▶ [PROBLEM] What follows is a listing to be transcribed exactly.

▶ [GIVEN INFORMATION]

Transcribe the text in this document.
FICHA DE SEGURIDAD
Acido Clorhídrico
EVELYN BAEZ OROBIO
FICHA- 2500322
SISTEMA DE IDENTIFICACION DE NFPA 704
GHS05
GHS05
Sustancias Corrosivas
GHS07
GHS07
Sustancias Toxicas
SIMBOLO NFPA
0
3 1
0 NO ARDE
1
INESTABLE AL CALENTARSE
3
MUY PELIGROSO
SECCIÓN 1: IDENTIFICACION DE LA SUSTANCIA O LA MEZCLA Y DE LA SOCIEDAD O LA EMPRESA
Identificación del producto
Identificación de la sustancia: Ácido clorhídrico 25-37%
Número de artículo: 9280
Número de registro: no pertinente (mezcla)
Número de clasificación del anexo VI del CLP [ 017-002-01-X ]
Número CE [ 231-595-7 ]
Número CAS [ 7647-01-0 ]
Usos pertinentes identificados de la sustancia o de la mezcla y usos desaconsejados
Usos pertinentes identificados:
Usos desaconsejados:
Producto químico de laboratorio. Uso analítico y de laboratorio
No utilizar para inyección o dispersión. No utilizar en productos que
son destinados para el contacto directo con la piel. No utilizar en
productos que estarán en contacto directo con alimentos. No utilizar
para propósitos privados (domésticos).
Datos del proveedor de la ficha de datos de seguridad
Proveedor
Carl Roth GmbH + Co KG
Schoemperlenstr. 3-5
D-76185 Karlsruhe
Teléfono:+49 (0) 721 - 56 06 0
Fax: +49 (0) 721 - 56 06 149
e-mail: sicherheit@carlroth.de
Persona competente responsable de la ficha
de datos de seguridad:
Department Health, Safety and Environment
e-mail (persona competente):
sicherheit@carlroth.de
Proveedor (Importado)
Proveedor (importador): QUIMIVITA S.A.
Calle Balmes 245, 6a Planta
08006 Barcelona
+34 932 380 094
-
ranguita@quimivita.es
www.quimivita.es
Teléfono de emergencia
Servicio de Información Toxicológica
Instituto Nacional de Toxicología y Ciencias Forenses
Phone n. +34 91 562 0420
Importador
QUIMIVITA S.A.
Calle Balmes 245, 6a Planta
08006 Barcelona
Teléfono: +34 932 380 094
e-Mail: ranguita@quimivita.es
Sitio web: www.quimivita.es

▶ [RESPONSE TO THE TASK]
Transcribe the text in this document.
FICHA DE SEGURIDAD
Acido Clorhídrico
EVELYN BAEZ OROBIO
FICHA- 2500322
SISTEMA DE IDENTIFICACION DE NFPA 704
GHS05
GHS05
Sustancias Corrosivas
GHS07
GHS07
Sustancias Toxicas
SIMBOLO NFPA
0
3 1
0 NO ARDE
1
INESTABLE AL CALENTARSE
3
MUY PELIGROSO
SECCIÓN 1: IDENTIFICACION DE LA SUSTANCIA O LA MEZCLA Y DE LA SOCIEDAD O LA EMPRESA
Identificación del producto
Identificación de la sustancia: Ácido clorhídrico 25-37%
Número de artículo: 9280
Número de registro: no pertinente (mezcla)
Número de clasificación del anexo VI del CLP [ 017-002-01-X ]
Número CE [ 231-595-7 ]
Número CAS [ 7647-01-0 ]
Usos pertinentes identificados de la sustancia o de la mezcla y usos desaconsejados
Usos pertinentes identificados:
Usos desaconsejados:
Producto químico de laboratorio. Uso analítico y de laboratorio
No utilizar para inyección o dispersión. No utilizar en productos que
son destinados para el contacto directo con la piel. No utilizar en
productos que estarán en contacto directo con alimentos. No utilizar
para propósitos privados (domésticos).
Datos del proveedor de la ficha de datos de seguridad
Proveedor
Carl Roth GmbH + Co KG
Schoemperlenstr. 3-5
D-76185 Karlsruhe
Teléfono:+49 (0) 721 - 56 06 0
Fax: +49 (0) 721 - 56 06 149
e-mail: sicherheit@carlroth.de
Persona competente responsable de la ficha
de datos de seguridad:
Department Health, Safety and Environment
e-mail (persona competente):
sicherheit@carlroth.de
Proveedor (Importado)
Proveedor (importador): QUIMIVITA S.A.
Calle Balmes 245, 6a Planta
08006 Barcelona
+34 932 380 094
-
ranguita@quimivita.es
www.quimivita.es
Teléfono de emergencia
Servicio de Información Toxicológica
Instituto Nacional de Toxicología y Ciencias Forenses
Phone n. +34 91 562 0420
Importador
QUIMIVITA S.A.
Calle Balmes 245, 6a Planta
08006 Barcelona
Teléfono: +34 932 380 094
e-Mail: ranguita@quimivita.es
Sitio web: www.quimivita.es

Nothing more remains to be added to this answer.